> PROBLÈME RÉDIGÉ 1:
Répondez à ces questions sur le texte proposé, qui porte sur la pension de vieillesse :
(a) Depuis quelle année le bulletin porte-t-il la mention « pension de vieillesse » ?
(b) Vers quel âge la personne qui raconte a-t-elle obtenu une retraite pour invalidité ?
(c) Quel métier cette personne exerçait-elle ?

> TEXTE PROPOSÉ:
----

Ce matin , je commençais à remplir des papiers pour ma mutuelle et Sécu . On me demandait la photocopie d'un bulletin de pension . Normal , je suis retraitée ! ça ne s'appelle pas un bulletin de salaire mais un bulletin de pension . Et puis je vois la précision : c'était marqué " pension de vieillesse . " J'ai d'abord cru à une erreur ... Jusqu'à présent , je recevais des " bulletins de pension de retraite " . Normal , je suis retraitée ! J'étais agacée de l'erreur - du coup , j'ai cherché sur internet . Aaaaaaaaaaaahhhhh ! Ben , non . C'était pas une erreur . Depuis 2012 , ça s'appelle : " pension de vieillesse " . Depuis 2012 .
Que je vous explique : la plupart d'entre vous le savent , j'ai bénéficié , vers quarante-deux ans , d' une " retraite pour invalidité " ( après une leucémie qui ne m'avait pas laissée trop gaillarde ) . J'en étais ... émerveillée , de cette retraite inespérée : j'avais toujours rêvé de ne plus exercer ce fichu métier de prof de maths , pour lequel je n'étais pas très appropriée ... Mais mes essais précédents pour changer n'avaient pas été probants , si bien que je me contentais de travailler à mi-temps , pour pouvoir peindre . Ensuite , dans les années quatre-vingt-dix , j'étais , comme je vous dis , pas très belle à voir , un vrai squelette , et épuisée ... tellement fatiguée . Pourtant , demander à bénéficier d'une retraite anticipée a été une véritable épreuve , j'ai du me confronter à beaucoup de honte et de culpabilité - tant j'avais été dressée à considérer le travail comme une fierté . D'un autre côté , quand j'ai su que ma demande de retraite pour invalidité avait été acceptée - quel sentiment incroyable de légèreté , de bonheur , j'ai éprouvé ! Non seulement j'étais toujours en vie , mais je n'avais plus ce maudit métier à exercer !!!

----

> ENSEMBLE D'ENTRÉES:
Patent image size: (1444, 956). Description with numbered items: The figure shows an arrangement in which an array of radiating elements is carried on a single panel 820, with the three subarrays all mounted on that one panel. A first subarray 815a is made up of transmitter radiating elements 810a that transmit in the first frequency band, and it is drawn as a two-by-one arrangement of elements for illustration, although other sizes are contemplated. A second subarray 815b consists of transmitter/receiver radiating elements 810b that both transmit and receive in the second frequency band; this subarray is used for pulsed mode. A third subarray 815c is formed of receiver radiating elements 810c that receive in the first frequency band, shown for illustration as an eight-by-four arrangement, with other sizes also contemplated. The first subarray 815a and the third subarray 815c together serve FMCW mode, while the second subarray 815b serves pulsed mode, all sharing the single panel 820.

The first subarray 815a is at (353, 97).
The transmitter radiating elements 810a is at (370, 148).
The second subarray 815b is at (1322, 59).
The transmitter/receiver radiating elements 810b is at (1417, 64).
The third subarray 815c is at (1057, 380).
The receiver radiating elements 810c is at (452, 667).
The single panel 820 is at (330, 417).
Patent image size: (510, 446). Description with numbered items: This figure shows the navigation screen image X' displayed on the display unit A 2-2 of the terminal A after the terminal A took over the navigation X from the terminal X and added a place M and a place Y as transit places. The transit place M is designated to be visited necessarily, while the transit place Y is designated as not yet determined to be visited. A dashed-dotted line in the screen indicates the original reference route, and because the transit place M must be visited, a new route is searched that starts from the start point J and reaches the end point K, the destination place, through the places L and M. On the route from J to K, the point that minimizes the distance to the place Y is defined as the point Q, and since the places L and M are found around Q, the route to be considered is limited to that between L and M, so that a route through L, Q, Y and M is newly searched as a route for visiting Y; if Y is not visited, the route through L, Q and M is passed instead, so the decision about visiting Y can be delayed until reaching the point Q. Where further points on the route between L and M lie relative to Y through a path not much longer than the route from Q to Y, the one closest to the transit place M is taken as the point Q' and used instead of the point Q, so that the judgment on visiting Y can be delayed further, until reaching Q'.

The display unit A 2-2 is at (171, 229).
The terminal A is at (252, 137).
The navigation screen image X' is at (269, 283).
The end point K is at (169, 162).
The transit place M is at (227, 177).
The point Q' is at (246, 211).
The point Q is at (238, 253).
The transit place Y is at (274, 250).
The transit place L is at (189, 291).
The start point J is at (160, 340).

----

> PROBLÈME RÉDIGÉ 2: Présentez en liste numérotée les lignes des entrées, de celle qui contient « Patent image size: (510, 446). » jusqu'à la dernière ligne des entrées incluse, sans les lignes vides.

> RÉPONSE À L'EXERCICE 1:
(a) Depuis 2012.
(b) Vers quarante-deux ans.
(c) Professeur de mathématiques (« prof de maths »).

> RÉPONSE À L'EXERCICE 2:
1. Patent image size: (510, 446). Description with numbered items: This figure shows the navigation screen image X' displayed on the display unit A 2-2 of the terminal A after the terminal A took over the navigation X from the terminal X and added a place M and a place Y as transit places. The transit place M is designated to be visited necessarily, while the transit place Y is designated as not yet determined to be visited. A dashed-dotted line in the screen indicates the original reference route, and because the transit place M must be visited, a new route is searched that starts from the start point J and reaches the end point K, the destination place, through the places L and M. On the route from J to K, the point that minimizes the distance to the place Y is defined as the point Q, and since the places L and M are found around Q, the route to be considered is limited to that between L and M, so that a route through L, Q, Y and M is newly searched as a route for visiting Y; if Y is not visited, the route through L, Q and M is passed instead, so the decision about visiting Y can be delayed until reaching the point Q. Where further points on the route between L and M lie relative to Y through a path not much longer than the route from Q to Y, the one closest to the transit place M is taken as the point Q' and used instead of the point Q, so that the judgment on visiting Y can be delayed further, until reaching Q'.
2. The display unit A 2-2 is at (171, 229).
3. The terminal A is at (252, 137).
4. The navigation screen image X' is at (269, 283).
5. The end point K is at (169, 162).
6. The transit place M is at (227, 177).
7. The point Q' is at (246, 211).
8. The point Q is at (238, 253).
9. The transit place Y is at (274, 250).
10. The transit place L is at (189, 291).
11. The start point J is at (160, 340).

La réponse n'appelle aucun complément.